### EXERCISE INSTRUCTIONS
Find each line in the records below that contains the word "Received", and copy it out.

### MATERIAL FOR THE TASK
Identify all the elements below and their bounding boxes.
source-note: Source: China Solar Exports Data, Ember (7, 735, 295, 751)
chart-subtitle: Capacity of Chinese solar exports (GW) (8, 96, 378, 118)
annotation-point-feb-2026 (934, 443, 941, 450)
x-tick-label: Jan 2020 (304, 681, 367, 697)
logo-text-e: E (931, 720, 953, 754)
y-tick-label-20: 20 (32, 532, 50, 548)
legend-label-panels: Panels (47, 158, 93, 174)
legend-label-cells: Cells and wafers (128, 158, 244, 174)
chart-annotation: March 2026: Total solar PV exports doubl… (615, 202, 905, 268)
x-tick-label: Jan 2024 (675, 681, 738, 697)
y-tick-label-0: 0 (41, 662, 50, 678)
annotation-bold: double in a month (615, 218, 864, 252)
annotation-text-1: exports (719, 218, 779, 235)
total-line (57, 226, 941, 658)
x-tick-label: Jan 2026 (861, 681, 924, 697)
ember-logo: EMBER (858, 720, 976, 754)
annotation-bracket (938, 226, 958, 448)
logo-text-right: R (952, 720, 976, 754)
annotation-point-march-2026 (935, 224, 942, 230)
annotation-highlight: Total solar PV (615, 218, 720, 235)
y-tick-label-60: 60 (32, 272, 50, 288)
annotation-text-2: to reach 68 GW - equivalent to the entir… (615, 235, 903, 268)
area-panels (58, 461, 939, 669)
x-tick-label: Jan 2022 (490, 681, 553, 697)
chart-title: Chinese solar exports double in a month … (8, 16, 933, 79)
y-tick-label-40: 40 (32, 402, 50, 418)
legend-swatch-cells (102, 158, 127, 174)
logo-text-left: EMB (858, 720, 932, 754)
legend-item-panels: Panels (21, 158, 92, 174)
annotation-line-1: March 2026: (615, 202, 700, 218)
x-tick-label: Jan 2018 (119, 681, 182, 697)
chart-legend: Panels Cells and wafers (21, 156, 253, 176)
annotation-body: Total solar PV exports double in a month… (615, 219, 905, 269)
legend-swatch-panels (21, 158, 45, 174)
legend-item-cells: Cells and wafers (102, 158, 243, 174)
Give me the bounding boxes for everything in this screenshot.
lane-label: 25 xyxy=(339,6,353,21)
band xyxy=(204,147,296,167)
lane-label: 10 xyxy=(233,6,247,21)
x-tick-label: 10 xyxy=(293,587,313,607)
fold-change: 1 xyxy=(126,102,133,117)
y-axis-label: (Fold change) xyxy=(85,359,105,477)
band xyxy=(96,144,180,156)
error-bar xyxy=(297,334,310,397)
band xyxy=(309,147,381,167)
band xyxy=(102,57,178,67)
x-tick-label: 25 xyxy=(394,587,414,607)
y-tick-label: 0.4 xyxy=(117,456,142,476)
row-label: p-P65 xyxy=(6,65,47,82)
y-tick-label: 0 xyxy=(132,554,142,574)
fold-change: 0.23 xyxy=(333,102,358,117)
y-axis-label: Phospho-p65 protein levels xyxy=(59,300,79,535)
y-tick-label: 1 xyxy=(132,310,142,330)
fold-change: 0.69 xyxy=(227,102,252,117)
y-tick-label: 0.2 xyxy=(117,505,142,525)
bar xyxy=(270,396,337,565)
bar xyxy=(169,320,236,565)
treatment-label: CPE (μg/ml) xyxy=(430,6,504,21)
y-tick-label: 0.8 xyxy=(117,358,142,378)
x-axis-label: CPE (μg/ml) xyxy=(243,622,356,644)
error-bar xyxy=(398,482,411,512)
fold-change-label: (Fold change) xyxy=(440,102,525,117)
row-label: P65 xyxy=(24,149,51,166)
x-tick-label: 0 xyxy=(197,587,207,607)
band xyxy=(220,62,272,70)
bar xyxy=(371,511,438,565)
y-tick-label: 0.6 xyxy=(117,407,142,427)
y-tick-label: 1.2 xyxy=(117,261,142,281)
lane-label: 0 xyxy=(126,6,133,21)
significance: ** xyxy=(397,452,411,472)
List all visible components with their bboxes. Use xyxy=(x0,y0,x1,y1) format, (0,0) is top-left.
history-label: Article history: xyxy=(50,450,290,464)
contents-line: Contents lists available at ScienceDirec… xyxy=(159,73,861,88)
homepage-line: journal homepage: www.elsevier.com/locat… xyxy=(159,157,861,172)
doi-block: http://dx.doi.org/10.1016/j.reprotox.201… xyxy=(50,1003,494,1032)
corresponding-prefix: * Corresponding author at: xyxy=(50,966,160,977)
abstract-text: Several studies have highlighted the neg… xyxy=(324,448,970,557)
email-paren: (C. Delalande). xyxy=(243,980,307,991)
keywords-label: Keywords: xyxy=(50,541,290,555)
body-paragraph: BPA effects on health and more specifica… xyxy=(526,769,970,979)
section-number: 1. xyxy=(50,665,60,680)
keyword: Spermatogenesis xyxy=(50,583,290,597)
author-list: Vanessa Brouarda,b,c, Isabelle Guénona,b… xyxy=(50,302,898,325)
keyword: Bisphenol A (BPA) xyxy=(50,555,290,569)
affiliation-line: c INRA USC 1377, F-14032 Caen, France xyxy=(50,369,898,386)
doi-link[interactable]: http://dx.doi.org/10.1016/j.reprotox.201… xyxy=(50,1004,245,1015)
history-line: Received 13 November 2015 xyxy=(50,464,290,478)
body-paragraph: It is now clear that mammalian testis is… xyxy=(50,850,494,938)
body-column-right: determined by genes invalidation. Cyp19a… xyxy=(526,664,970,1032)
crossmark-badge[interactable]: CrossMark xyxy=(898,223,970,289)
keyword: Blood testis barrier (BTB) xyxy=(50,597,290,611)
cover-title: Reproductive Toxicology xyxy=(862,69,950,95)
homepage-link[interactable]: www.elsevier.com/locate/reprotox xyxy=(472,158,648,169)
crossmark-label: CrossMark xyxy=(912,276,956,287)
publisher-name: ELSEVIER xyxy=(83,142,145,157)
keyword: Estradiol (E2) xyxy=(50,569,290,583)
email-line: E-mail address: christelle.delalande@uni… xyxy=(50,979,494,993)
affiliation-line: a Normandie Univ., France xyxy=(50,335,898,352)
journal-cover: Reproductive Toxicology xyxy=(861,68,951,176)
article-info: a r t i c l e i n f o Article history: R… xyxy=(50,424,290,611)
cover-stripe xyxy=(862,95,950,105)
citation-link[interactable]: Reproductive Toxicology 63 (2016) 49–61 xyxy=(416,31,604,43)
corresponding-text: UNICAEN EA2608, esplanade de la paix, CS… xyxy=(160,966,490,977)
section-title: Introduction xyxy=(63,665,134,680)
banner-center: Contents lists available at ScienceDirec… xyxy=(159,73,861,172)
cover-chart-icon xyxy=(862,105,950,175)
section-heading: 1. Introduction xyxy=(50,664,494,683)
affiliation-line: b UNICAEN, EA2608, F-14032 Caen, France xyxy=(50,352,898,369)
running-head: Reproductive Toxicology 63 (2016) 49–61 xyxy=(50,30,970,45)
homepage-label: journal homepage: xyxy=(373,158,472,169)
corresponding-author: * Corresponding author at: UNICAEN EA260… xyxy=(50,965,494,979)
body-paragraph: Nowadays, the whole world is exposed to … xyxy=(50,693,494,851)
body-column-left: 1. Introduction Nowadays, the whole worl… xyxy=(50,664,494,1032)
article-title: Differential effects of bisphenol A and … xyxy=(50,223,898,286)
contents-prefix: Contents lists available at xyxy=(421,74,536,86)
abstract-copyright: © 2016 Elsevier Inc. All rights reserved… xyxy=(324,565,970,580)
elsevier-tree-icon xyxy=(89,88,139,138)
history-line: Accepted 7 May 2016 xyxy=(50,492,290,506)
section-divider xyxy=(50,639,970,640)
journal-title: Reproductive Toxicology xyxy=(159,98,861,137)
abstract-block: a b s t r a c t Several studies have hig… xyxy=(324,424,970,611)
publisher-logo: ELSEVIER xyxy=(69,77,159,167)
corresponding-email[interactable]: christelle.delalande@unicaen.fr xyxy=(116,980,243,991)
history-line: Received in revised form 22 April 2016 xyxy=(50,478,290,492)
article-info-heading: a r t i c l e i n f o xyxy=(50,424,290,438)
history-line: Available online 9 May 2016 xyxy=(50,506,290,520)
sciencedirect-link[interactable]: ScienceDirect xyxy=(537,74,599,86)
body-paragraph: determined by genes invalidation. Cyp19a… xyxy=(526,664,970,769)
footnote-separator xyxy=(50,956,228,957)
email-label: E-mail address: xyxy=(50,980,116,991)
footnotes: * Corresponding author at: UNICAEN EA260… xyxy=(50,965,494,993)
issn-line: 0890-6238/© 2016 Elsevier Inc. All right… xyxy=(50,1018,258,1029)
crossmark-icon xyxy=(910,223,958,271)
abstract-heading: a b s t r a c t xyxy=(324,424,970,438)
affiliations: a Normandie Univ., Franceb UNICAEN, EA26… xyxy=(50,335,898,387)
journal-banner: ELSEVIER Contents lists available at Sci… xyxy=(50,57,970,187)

### TASK RESPONSE
history-line: Received 13 November 2015 xyxy=(50,464,290,478)
history-line: Received in revised form 22 April 2016 xyxy=(50,478,290,492)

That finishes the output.